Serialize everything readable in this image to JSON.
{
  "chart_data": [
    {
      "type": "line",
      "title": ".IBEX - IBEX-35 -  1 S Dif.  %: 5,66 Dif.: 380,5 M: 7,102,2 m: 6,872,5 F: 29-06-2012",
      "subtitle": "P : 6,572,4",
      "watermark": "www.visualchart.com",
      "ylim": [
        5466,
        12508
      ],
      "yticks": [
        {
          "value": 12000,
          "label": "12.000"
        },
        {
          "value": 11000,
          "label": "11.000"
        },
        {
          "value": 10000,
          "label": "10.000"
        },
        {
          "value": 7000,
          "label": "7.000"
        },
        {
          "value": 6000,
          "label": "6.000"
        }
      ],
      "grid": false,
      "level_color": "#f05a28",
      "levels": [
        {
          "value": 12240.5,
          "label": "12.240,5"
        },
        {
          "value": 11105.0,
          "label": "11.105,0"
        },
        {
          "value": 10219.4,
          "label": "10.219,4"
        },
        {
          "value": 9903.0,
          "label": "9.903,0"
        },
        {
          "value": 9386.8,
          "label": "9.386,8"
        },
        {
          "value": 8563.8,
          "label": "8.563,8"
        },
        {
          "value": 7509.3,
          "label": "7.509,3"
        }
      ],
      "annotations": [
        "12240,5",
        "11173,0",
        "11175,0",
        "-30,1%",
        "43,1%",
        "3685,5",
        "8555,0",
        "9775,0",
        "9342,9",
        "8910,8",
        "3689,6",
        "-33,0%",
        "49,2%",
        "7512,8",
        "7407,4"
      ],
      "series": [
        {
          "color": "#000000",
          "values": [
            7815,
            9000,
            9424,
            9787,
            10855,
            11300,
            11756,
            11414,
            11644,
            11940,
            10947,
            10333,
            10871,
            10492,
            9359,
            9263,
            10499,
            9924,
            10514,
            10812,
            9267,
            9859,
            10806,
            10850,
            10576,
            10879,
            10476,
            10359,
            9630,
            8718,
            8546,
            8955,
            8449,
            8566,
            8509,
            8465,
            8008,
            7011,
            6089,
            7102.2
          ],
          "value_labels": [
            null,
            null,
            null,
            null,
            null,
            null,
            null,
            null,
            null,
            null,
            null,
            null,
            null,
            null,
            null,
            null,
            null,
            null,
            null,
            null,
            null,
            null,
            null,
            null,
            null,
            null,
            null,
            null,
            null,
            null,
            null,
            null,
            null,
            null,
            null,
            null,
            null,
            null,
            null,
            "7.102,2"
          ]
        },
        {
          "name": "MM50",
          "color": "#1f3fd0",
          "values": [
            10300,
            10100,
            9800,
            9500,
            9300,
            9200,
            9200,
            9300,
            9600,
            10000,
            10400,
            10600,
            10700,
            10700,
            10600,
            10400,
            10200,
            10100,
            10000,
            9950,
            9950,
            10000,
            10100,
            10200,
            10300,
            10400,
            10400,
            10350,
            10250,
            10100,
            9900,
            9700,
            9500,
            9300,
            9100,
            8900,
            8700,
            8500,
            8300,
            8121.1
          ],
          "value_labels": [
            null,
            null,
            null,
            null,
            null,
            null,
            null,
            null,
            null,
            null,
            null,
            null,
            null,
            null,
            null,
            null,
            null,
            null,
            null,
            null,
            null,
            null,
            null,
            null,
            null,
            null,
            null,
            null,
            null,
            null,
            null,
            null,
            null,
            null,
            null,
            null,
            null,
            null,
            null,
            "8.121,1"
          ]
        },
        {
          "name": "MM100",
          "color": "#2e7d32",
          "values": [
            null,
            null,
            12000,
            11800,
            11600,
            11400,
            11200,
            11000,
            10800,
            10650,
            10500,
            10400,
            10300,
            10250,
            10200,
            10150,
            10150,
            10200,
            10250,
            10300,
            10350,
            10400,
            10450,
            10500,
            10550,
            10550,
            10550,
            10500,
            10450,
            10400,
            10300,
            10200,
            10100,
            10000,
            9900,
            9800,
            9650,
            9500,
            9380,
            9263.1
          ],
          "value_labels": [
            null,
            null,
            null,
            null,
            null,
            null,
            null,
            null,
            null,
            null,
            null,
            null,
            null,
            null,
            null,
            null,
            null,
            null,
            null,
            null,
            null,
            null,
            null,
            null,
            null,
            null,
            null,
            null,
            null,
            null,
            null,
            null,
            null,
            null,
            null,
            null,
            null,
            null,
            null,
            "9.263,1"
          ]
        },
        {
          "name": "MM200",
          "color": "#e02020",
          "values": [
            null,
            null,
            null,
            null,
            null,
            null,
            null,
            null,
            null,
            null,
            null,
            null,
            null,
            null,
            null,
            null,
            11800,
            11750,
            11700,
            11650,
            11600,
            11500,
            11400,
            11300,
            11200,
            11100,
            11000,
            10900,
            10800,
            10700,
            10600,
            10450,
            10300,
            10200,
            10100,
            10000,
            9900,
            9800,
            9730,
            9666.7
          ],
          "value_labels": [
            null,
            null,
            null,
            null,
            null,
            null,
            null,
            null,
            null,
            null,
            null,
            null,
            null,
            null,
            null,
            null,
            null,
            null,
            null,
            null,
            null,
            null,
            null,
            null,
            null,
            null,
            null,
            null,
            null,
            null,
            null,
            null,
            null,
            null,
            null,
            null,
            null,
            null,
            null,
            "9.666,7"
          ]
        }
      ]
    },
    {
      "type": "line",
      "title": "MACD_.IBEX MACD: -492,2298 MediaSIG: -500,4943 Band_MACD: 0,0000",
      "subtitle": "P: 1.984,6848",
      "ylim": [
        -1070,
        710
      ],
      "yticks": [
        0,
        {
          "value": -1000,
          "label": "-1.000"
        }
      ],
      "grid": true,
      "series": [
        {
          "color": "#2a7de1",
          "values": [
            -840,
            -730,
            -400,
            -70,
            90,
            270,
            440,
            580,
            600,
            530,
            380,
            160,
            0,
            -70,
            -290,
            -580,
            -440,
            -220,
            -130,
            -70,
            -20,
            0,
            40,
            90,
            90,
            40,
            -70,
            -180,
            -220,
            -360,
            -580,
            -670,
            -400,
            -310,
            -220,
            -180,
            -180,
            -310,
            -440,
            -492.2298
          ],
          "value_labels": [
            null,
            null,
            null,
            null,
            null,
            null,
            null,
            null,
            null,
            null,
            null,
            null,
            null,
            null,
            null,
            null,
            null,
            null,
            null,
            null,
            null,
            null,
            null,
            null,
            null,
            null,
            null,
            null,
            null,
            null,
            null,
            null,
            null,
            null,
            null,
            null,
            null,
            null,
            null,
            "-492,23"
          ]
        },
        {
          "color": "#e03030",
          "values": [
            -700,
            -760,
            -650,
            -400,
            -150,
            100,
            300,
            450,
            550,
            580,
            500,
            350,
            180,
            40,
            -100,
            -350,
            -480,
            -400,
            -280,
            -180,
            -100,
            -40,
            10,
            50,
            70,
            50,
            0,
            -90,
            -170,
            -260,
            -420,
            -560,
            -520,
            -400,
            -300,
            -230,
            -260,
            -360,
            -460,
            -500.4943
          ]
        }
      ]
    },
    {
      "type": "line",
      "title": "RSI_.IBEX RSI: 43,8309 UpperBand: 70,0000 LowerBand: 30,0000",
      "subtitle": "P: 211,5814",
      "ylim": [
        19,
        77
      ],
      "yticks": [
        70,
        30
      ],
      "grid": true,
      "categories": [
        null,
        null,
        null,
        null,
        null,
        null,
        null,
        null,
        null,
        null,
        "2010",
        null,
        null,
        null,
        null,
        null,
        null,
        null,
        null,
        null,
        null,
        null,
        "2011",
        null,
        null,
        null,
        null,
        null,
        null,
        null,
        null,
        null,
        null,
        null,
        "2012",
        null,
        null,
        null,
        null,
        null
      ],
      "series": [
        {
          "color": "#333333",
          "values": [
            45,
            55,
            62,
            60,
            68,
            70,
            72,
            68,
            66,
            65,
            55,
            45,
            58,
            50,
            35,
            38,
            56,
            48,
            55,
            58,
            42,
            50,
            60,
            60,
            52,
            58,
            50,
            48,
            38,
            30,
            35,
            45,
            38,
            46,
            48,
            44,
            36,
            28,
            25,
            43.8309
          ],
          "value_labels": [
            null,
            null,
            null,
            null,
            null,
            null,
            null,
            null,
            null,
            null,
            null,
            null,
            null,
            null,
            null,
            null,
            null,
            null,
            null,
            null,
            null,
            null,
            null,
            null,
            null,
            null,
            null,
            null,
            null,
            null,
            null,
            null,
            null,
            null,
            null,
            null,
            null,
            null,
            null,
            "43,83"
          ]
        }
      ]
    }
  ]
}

####

▶ CHALLENGE: Read through the lines above and collect those that contain the string "subtitle".

▶ OUTPUT FOR THIS EXERCISE:
      "subtitle": "P : 6,572,4",
      "subtitle": "P: 1.984,6848",
      "subtitle": "P: 211,5814",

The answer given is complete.